Exercise task:
Leave out the pictures and repeat the rest of the material exactly.
Start of Recorded information
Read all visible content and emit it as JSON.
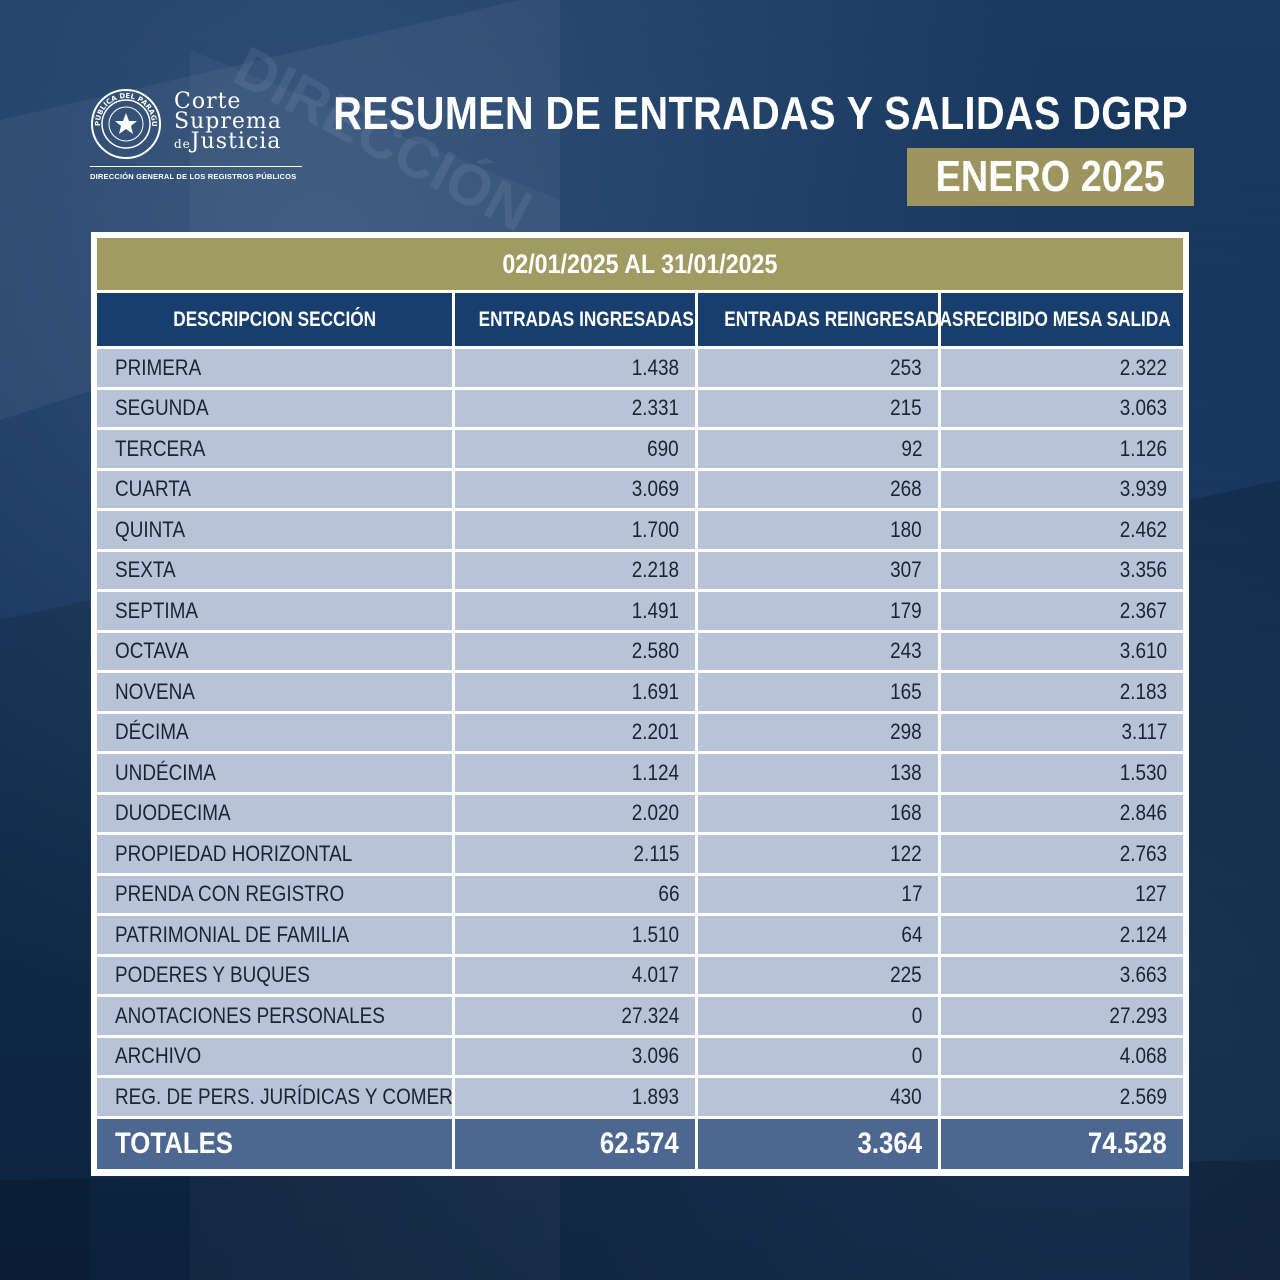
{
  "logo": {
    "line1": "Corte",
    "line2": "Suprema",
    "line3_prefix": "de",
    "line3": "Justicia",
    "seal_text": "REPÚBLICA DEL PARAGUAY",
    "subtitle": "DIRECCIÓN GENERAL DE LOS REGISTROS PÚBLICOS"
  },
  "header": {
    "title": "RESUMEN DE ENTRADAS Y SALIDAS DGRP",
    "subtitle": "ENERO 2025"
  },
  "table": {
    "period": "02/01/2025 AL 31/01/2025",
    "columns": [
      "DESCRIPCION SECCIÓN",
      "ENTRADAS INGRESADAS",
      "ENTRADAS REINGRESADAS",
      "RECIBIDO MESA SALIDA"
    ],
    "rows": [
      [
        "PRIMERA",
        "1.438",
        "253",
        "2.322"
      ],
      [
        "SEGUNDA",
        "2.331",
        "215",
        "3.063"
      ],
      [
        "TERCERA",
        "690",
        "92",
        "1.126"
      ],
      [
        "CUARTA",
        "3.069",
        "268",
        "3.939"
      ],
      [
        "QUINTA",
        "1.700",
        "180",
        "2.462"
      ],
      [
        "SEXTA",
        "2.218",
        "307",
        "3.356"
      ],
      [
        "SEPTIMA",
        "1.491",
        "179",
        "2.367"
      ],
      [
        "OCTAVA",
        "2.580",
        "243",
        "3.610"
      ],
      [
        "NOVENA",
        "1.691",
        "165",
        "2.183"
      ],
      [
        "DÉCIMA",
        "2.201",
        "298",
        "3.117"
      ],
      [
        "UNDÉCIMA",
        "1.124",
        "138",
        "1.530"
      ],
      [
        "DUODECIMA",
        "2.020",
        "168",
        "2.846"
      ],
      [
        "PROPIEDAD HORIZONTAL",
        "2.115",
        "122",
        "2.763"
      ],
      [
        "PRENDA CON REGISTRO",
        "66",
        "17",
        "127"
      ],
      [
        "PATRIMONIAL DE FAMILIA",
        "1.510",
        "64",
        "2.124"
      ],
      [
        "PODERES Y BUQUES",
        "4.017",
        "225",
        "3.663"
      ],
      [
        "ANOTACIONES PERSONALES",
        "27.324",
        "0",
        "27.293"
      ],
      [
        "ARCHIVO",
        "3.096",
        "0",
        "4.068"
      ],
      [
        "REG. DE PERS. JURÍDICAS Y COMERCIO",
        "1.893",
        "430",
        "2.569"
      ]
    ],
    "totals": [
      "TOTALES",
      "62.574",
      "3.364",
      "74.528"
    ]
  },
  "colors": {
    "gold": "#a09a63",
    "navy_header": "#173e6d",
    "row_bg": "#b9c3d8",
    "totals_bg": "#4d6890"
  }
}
End of Recorded information
Full response:
Read all visible content and emit it as JSON.
{
  "logo": {
    "line1": "Corte",
    "line2": "Suprema",
    "line3_prefix": "de",
    "line3": "Justicia",
    "seal_text": "REPÚBLICA DEL PARAGUAY",
    "subtitle": "DIRECCIÓN GENERAL DE LOS REGISTROS PÚBLICOS"
  },
  "header": {
    "title": "RESUMEN DE ENTRADAS Y SALIDAS DGRP",
    "subtitle": "ENERO 2025"
  },
  "table": {
    "period": "02/01/2025 AL 31/01/2025",
    "columns": [
      "DESCRIPCION SECCIÓN",
      "ENTRADAS INGRESADAS",
      "ENTRADAS REINGRESADAS",
      "RECIBIDO MESA SALIDA"
    ],
    "rows": [
      [
        "PRIMERA",
        "1.438",
        "253",
        "2.322"
      ],
      [
        "SEGUNDA",
        "2.331",
        "215",
        "3.063"
      ],
      [
        "TERCERA",
        "690",
        "92",
        "1.126"
      ],
      [
        "CUARTA",
        "3.069",
        "268",
        "3.939"
      ],
      [
        "QUINTA",
        "1.700",
        "180",
        "2.462"
      ],
      [
        "SEXTA",
        "2.218",
        "307",
        "3.356"
      ],
      [
        "SEPTIMA",
        "1.491",
        "179",
        "2.367"
      ],
      [
        "OCTAVA",
        "2.580",
        "243",
        "3.610"
      ],
      [
        "NOVENA",
        "1.691",
        "165",
        "2.183"
      ],
      [
        "DÉCIMA",
        "2.201",
        "298",
        "3.117"
      ],
      [
        "UNDÉCIMA",
        "1.124",
        "138",
        "1.530"
      ],
      [
        "DUODECIMA",
        "2.020",
        "168",
        "2.846"
      ],
      [
        "PROPIEDAD HORIZONTAL",
        "2.115",
        "122",
        "2.763"
      ],
      [
        "PRENDA CON REGISTRO",
        "66",
        "17",
        "127"
      ],
      [
        "PATRIMONIAL DE FAMILIA",
        "1.510",
        "64",
        "2.124"
      ],
      [
        "PODERES Y BUQUES",
        "4.017",
        "225",
        "3.663"
      ],
      [
        "ANOTACIONES PERSONALES",
        "27.324",
        "0",
        "27.293"
      ],
      [
        "ARCHIVO",
        "3.096",
        "0",
        "4.068"
      ],
      [
        "REG. DE PERS. JURÍDICAS Y COMERCIO",
        "1.893",
        "430",
        "2.569"
      ]
    ],
    "totals": [
      "TOTALES",
      "62.574",
      "3.364",
      "74.528"
    ]
  },
  "colors": {
    "gold": "#a09a63",
    "navy_header": "#173e6d",
    "row_bg": "#b9c3d8",
    "totals_bg": "#4d6890"
  }
}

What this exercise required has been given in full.